:: OBJECTIVE ::
Output the entries verbatim, including every line.

^^^^^^^^^^^^^^^^

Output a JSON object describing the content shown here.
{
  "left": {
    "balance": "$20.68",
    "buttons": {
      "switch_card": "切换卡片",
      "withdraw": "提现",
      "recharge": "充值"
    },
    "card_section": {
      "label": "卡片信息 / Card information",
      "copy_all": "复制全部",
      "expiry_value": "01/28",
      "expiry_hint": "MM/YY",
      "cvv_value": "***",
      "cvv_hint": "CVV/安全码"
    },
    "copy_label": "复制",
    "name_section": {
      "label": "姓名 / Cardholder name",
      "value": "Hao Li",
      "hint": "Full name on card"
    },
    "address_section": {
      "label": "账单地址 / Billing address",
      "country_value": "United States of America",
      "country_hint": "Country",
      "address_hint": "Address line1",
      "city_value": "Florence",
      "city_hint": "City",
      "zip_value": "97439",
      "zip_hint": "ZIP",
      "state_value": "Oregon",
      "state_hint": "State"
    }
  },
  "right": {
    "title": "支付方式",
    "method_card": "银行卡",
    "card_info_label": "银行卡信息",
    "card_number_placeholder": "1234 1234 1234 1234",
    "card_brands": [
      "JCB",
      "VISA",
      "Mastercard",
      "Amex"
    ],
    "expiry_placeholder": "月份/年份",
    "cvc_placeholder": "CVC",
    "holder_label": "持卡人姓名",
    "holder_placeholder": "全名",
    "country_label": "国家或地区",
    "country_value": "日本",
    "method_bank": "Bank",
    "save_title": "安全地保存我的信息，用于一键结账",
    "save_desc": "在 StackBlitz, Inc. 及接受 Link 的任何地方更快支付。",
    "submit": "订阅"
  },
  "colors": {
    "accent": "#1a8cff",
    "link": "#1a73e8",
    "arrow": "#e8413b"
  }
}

^^^^^^^^^^^^^^^^

:: EXERCISE RESPONSE ::
Output a JSON object describing the content shown here.
{
  "left": {
    "balance": "$20.68",
    "buttons": {
      "switch_card": "切换卡片",
      "withdraw": "提现",
      "recharge": "充值"
    },
    "card_section": {
      "label": "卡片信息 / Card information",
      "copy_all": "复制全部",
      "expiry_value": "01/28",
      "expiry_hint": "MM/YY",
      "cvv_value": "***",
      "cvv_hint": "CVV/安全码"
    },
    "copy_label": "复制",
    "name_section": {
      "label": "姓名 / Cardholder name",
      "value": "Hao Li",
      "hint": "Full name on card"
    },
    "address_section": {
      "label": "账单地址 / Billing address",
      "country_value": "United States of America",
      "country_hint": "Country",
      "address_hint": "Address line1",
      "city_value": "Florence",
      "city_hint": "City",
      "zip_value": "97439",
      "zip_hint": "ZIP",
      "state_value": "Oregon",
      "state_hint": "State"
    }
  },
  "right": {
    "title": "支付方式",
    "method_card": "银行卡",
    "card_info_label": "银行卡信息",
    "card_number_placeholder": "1234 1234 1234 1234",
    "card_brands": [
      "JCB",
      "VISA",
      "Mastercard",
      "Amex"
    ],
    "expiry_placeholder": "月份/年份",
    "cvc_placeholder": "CVC",
    "holder_label": "持卡人姓名",
    "holder_placeholder": "全名",
    "country_label": "国家或地区",
    "country_value": "日本",
    "method_bank": "Bank",
    "save_title": "安全地保存我的信息，用于一键结账",
    "save_desc": "在 StackBlitz, Inc. 及接受 Link 的任何地方更快支付。",
    "submit": "订阅"
  },
  "colors": {
    "accent": "#1a8cff",
    "link": "#1a73e8",
    "arrow": "#e8413b"
  }
}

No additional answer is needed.